◆ **WRITTEN INSTRUCTION**:
Repeat every record below exactly, but leave out any pictures.

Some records
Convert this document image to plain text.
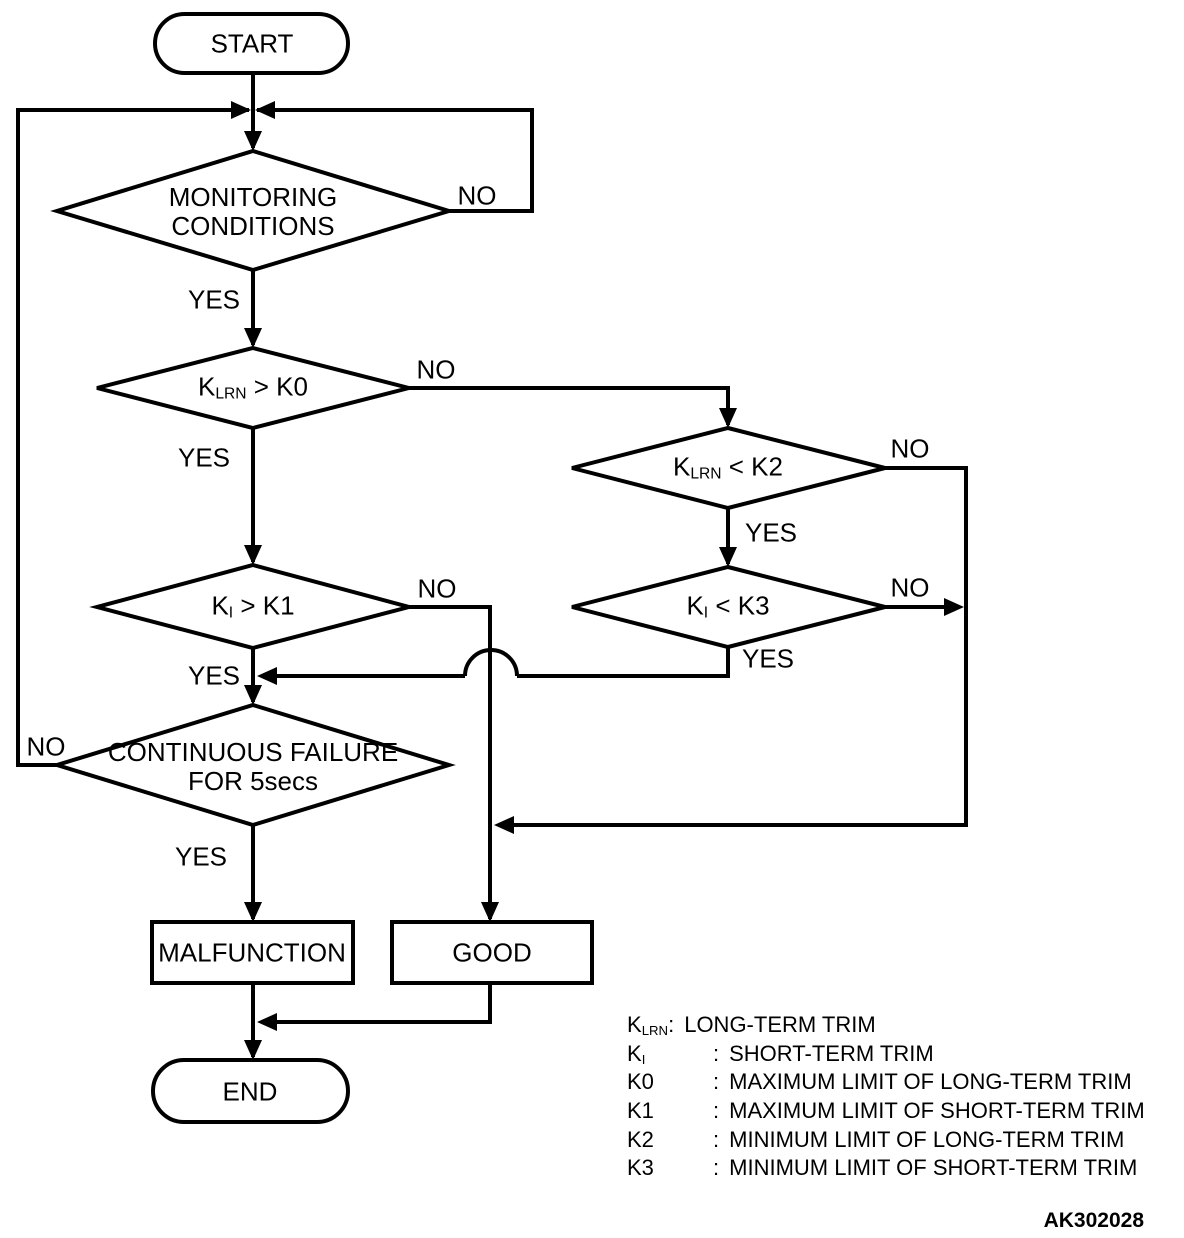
START
MONITORING
CONDITIONS
KLRN > K0
KLRN < K2
KI > K1	KI < K3
CONTINUOUS FAILURE
FOR 5secs
MALFUNCTION	GOOD
END
NO
YES
NO
YES	NO
YES
NO
YES
NO
YES
NO
YES
KLRN: LONG-TERM TRIM
KI	: SHORT-TERM TRIM
K0	: MAXIMUM LIMIT OF LONG-TERM TRIM
K1	: MAXIMUM LIMIT OF SHORT-TERM TRIM
K2	: MINIMUM LIMIT OF LONG-TERM TRIM
K3	: MINIMUM LIMIT OF SHORT-TERM TRIM
AK302028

◆ **OUTPUT OF THE TASK**:
Convert this document image to plain text.
START
MONITORING
CONDITIONS
KLRN > K0
KLRN < K2
KI > K1	KI < K3
CONTINUOUS FAILURE
FOR 5secs
MALFUNCTION	GOOD
END
NO
YES
NO
YES	NO
YES
NO
YES
NO
YES
NO
YES
KLRN: LONG-TERM TRIM
KI	: SHORT-TERM TRIM
K0	: MAXIMUM LIMIT OF LONG-TERM TRIM
K1	: MAXIMUM LIMIT OF SHORT-TERM TRIM
K2	: MINIMUM LIMIT OF LONG-TERM TRIM
K3	: MINIMUM LIMIT OF SHORT-TERM TRIM
AK302028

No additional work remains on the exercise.